> **Requirements**:
In the entries below, count each line holding the word "blocks". Answer with the total alone.

> **Records for this task**:
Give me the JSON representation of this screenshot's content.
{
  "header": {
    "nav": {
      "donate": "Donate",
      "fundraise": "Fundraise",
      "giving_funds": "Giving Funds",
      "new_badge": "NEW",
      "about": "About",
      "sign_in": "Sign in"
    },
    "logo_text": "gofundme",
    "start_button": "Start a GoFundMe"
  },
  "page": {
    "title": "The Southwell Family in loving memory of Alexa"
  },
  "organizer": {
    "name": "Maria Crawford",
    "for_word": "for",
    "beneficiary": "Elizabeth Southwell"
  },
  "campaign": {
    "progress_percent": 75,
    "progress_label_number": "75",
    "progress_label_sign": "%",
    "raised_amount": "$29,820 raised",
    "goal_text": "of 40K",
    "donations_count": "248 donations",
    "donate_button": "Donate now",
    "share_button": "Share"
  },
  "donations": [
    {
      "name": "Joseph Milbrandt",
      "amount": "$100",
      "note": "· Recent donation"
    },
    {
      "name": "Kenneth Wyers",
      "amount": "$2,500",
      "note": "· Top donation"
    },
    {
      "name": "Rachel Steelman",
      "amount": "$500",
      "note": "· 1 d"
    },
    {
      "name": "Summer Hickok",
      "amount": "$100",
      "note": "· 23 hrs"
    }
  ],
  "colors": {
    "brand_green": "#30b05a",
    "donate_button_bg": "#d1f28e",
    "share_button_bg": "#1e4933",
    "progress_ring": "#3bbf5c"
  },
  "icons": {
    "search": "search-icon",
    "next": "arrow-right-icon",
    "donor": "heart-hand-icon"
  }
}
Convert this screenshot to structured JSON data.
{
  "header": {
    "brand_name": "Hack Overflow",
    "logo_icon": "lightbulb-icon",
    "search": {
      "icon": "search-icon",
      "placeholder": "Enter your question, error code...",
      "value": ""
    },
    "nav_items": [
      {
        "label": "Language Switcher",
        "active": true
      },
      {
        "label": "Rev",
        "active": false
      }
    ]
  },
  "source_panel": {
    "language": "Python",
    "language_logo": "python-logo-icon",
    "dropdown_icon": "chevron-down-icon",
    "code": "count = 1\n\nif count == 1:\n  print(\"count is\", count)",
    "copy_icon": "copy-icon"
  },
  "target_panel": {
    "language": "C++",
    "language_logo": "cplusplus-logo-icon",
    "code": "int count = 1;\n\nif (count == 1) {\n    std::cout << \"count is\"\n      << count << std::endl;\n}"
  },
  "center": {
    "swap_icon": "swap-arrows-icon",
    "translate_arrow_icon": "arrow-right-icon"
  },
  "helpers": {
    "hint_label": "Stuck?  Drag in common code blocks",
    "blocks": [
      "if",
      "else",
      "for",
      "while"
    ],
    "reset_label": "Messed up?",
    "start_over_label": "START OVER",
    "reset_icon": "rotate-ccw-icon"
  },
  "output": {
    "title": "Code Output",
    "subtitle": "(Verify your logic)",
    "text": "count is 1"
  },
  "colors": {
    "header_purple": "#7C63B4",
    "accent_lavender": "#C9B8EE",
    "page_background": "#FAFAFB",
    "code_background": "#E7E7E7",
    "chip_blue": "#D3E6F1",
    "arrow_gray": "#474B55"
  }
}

> **Answer to this exercise**:
2